Problem to solve:
Skip the pictures. Repeat everything else in the records word for word.

Data to use:
§

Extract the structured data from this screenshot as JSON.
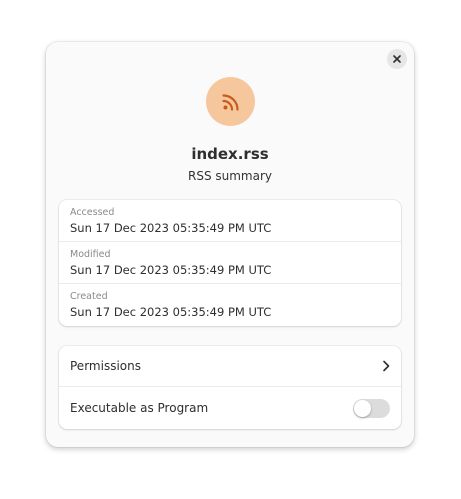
{
  "file": {
    "icon": "rss-feed-icon",
    "icon_bg_color": "#f6c79d",
    "icon_fg_color": "#c95a1b",
    "name": "index.rss",
    "type": "RSS summary"
  },
  "dates": [
    {
      "label": "Accessed",
      "value": "Sun 17 Dec 2023 05:35:49 PM UTC"
    },
    {
      "label": "Modified",
      "value": "Sun 17 Dec 2023 05:35:49 PM UTC"
    },
    {
      "label": "Created",
      "value": "Sun 17 Dec 2023 05:35:49 PM UTC"
    }
  ],
  "permissions": {
    "label": "Permissions",
    "chevron_icon": "chevron-right-icon"
  },
  "executable": {
    "label": "Executable as Program",
    "enabled": false
  },
  "close_icon": "close-icon"
}
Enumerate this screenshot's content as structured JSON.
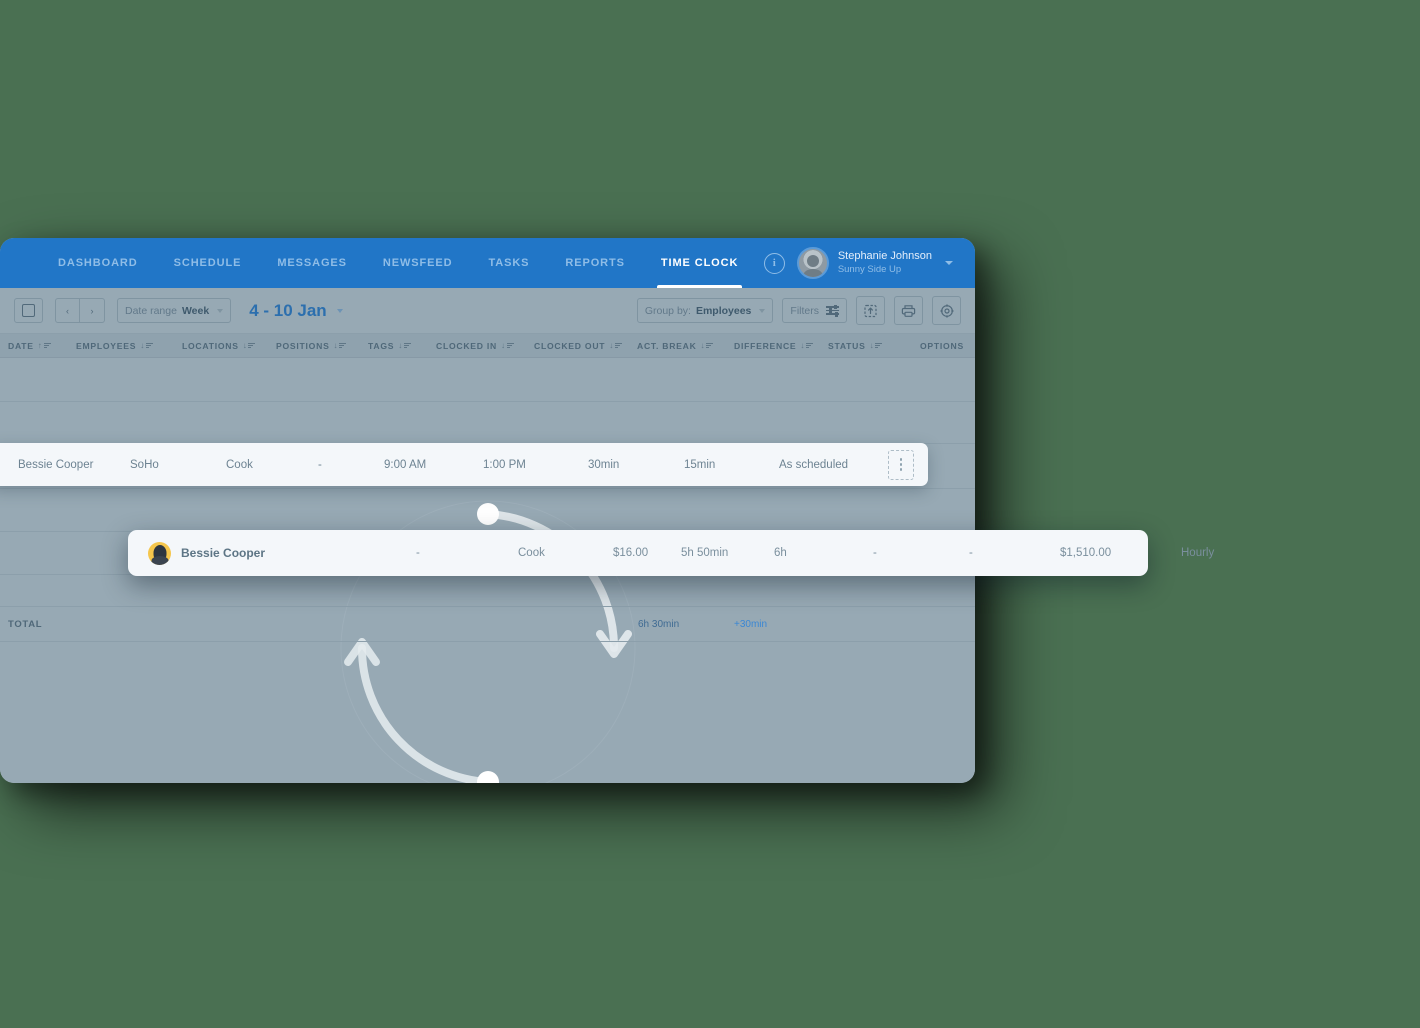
{
  "theme": {
    "page_background": "#4a7052",
    "nav_blue": "#2176c7",
    "panel_gray": "#97a9b4",
    "card_white": "#f4f7fa",
    "accent_blue": "#3a87d4",
    "avatar_gold": "#f5c64c"
  },
  "topnav": {
    "items": [
      {
        "label": "DASHBOARD",
        "active": false
      },
      {
        "label": "SCHEDULE",
        "active": false
      },
      {
        "label": "MESSAGES",
        "active": false
      },
      {
        "label": "NEWSFEED",
        "active": false
      },
      {
        "label": "TASKS",
        "active": false
      },
      {
        "label": "REPORTS",
        "active": false
      },
      {
        "label": "TIME CLOCK",
        "active": true
      }
    ],
    "info_icon": "info-icon",
    "user": {
      "name": "Stephanie Johnson",
      "organization": "Sunny Side Up",
      "avatar_icon": "user-avatar",
      "caret_icon": "chevron-down-icon"
    }
  },
  "toolbar": {
    "panel_toggle_icon": "square-panel-icon",
    "prev_label": "‹",
    "next_label": "›",
    "date_range_label": "Date range",
    "date_range_value": "Week",
    "date_title": "4 - 10 Jan",
    "group_by_label": "Group by:",
    "group_by_value": "Employees",
    "filters_label": "Filters",
    "filters_icon": "sliders-icon",
    "export_icon": "export-upload-icon",
    "print_icon": "printer-icon",
    "settings_icon": "gear-icon"
  },
  "table": {
    "columns": [
      {
        "label": "DATE",
        "sort": "asc"
      },
      {
        "label": "EMPLOYEES",
        "sort": "desc"
      },
      {
        "label": "LOCATIONS",
        "sort": "desc"
      },
      {
        "label": "POSITIONS",
        "sort": "desc"
      },
      {
        "label": "TAGS",
        "sort": "desc"
      },
      {
        "label": "CLOCKED IN",
        "sort": "desc"
      },
      {
        "label": "CLOCKED OUT",
        "sort": "desc"
      },
      {
        "label": "ACT. BREAK",
        "sort": "desc"
      },
      {
        "label": "DIFFERENCE",
        "sort": "desc"
      },
      {
        "label": "STATUS",
        "sort": "desc"
      },
      {
        "label": "OPTIONS",
        "sort": "none"
      }
    ],
    "highlight_row": {
      "employee": "Bessie Cooper",
      "location": "SoHo",
      "position": "Cook",
      "tags": "-",
      "clocked_in": "9:00 AM",
      "clocked_out": "1:00 PM",
      "act_break": "30min",
      "difference": "15min",
      "status": "As scheduled",
      "options_icon": "more-vertical-icon"
    },
    "total": {
      "label": "TOTAL",
      "hours": "6h 30min",
      "difference": "+30min"
    }
  },
  "summary_card": {
    "avatar_icon": "employee-avatar",
    "employee": "Bessie Cooper",
    "col2": "-",
    "position": "Cook",
    "rate": "$16.00",
    "worked": "5h 50min",
    "scheduled": "6h",
    "col7": "-",
    "col8": "-",
    "total_pay": "$1,510.00",
    "pay_type": "Hourly"
  },
  "sync_graphic": {
    "icon": "sync-cycle-icon",
    "description": "circular sync arrows"
  }
}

§

Full output:
Extract the structured data from this screenshot as JSON.
{
  "file": {
    "icon": "rss-feed-icon",
    "icon_bg_color": "#f6c79d",
    "icon_fg_color": "#c95a1b",
    "name": "index.rss",
    "type": "RSS summary"
  },
  "dates": [
    {
      "label": "Accessed",
      "value": "Sun 17 Dec 2023 05:35:49 PM UTC"
    },
    {
      "label": "Modified",
      "value": "Sun 17 Dec 2023 05:35:49 PM UTC"
    },
    {
      "label": "Created",
      "value": "Sun 17 Dec 2023 05:35:49 PM UTC"
    }
  ],
  "permissions": {
    "label": "Permissions",
    "chevron_icon": "chevron-right-icon"
  },
  "executable": {
    "label": "Executable as Program",
    "enabled": false
  },
  "close_icon": "close-icon"
}
Enumerate this screenshot's content as structured JSON.
{
  "theme": {
    "page_background": "#4a7052",
    "nav_blue": "#2176c7",
    "panel_gray": "#97a9b4",
    "card_white": "#f4f7fa",
    "accent_blue": "#3a87d4",
    "avatar_gold": "#f5c64c"
  },
  "topnav": {
    "items": [
      {
        "label": "DASHBOARD",
        "active": false
      },
      {
        "label": "SCHEDULE",
        "active": false
      },
      {
        "label": "MESSAGES",
        "active": false
      },
      {
        "label": "NEWSFEED",
        "active": false
      },
      {
        "label": "TASKS",
        "active": false
      },
      {
        "label": "REPORTS",
        "active": false
      },
      {
        "label": "TIME CLOCK",
        "active": true
      }
    ],
    "info_icon": "info-icon",
    "user": {
      "name": "Stephanie Johnson",
      "organization": "Sunny Side Up",
      "avatar_icon": "user-avatar",
      "caret_icon": "chevron-down-icon"
    }
  },
  "toolbar": {
    "panel_toggle_icon": "square-panel-icon",
    "prev_label": "‹",
    "next_label": "›",
    "date_range_label": "Date range",
    "date_range_value": "Week",
    "date_title": "4 - 10 Jan",
    "group_by_label": "Group by:",
    "group_by_value": "Employees",
    "filters_label": "Filters",
    "filters_icon": "sliders-icon",
    "export_icon": "export-upload-icon",
    "print_icon": "printer-icon",
    "settings_icon": "gear-icon"
  },
  "table": {
    "columns": [
      {
        "label": "DATE",
        "sort": "asc"
      },
      {
        "label": "EMPLOYEES",
        "sort": "desc"
      },
      {
        "label": "LOCATIONS",
        "sort": "desc"
      },
      {
        "label": "POSITIONS",
        "sort": "desc"
      },
      {
        "label": "TAGS",
        "sort": "desc"
      },
      {
        "label": "CLOCKED IN",
        "sort": "desc"
      },
      {
        "label": "CLOCKED OUT",
        "sort": "desc"
      },
      {
        "label": "ACT. BREAK",
        "sort": "desc"
      },
      {
        "label": "DIFFERENCE",
        "sort": "desc"
      },
      {
        "label": "STATUS",
        "sort": "desc"
      },
      {
        "label": "OPTIONS",
        "sort": "none"
      }
    ],
    "highlight_row": {
      "employee": "Bessie Cooper",
      "location": "SoHo",
      "position": "Cook",
      "tags": "-",
      "clocked_in": "9:00 AM",
      "clocked_out": "1:00 PM",
      "act_break": "30min",
      "difference": "15min",
      "status": "As scheduled",
      "options_icon": "more-vertical-icon"
    },
    "total": {
      "label": "TOTAL",
      "hours": "6h 30min",
      "difference": "+30min"
    }
  },
  "summary_card": {
    "avatar_icon": "employee-avatar",
    "employee": "Bessie Cooper",
    "col2": "-",
    "position": "Cook",
    "rate": "$16.00",
    "worked": "5h 50min",
    "scheduled": "6h",
    "col7": "-",
    "col8": "-",
    "total_pay": "$1,510.00",
    "pay_type": "Hourly"
  },
  "sync_graphic": {
    "icon": "sync-cycle-icon",
    "description": "circular sync arrows"
  }
}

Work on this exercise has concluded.